What you should do
Output a single figure: the number of lines in which the word "marker" appears.

Records for this task

--- begin ---

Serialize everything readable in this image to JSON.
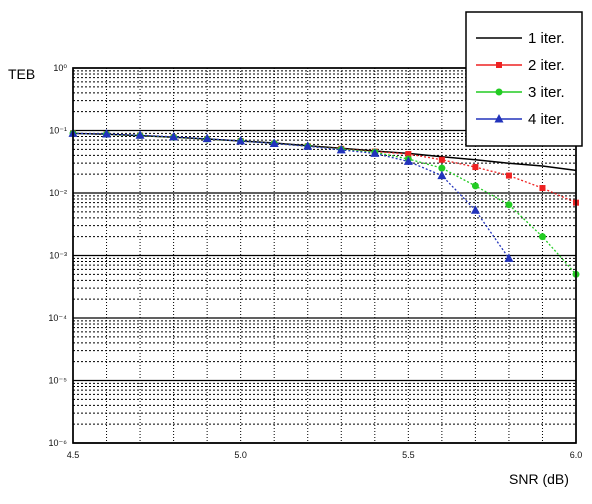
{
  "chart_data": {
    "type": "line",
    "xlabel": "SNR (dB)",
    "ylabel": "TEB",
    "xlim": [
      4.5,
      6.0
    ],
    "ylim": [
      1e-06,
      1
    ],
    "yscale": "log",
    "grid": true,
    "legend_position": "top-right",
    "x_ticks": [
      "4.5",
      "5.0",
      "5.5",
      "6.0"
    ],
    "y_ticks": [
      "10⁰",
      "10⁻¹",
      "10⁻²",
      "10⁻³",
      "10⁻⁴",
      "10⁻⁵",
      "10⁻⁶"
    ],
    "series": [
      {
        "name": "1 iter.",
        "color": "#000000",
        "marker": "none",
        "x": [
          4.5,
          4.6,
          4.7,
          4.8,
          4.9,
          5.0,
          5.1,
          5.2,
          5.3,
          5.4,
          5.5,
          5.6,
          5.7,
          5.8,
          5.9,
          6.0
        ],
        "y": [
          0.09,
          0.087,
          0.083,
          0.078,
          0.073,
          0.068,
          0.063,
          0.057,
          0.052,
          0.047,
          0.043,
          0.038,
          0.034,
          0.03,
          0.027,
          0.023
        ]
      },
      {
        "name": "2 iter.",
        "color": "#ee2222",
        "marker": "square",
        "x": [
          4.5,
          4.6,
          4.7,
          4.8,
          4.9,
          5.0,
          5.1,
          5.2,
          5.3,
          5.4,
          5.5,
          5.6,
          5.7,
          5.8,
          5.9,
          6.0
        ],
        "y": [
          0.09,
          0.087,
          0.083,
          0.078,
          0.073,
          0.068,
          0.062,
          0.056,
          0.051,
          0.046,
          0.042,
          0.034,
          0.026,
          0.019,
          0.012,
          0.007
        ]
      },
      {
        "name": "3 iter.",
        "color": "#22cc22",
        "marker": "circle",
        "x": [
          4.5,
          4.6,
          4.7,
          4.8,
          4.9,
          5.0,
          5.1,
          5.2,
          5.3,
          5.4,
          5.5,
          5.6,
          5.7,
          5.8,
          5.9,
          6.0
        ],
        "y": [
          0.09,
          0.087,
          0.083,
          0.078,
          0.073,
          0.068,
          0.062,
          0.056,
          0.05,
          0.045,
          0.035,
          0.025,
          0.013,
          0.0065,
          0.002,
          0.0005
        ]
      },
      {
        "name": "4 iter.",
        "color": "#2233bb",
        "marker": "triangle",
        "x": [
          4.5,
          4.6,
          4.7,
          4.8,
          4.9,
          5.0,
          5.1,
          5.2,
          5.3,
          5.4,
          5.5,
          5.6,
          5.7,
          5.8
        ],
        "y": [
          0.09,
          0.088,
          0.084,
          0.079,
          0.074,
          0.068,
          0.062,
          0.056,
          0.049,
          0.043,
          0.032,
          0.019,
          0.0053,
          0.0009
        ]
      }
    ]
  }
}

--- end ---

Written response
4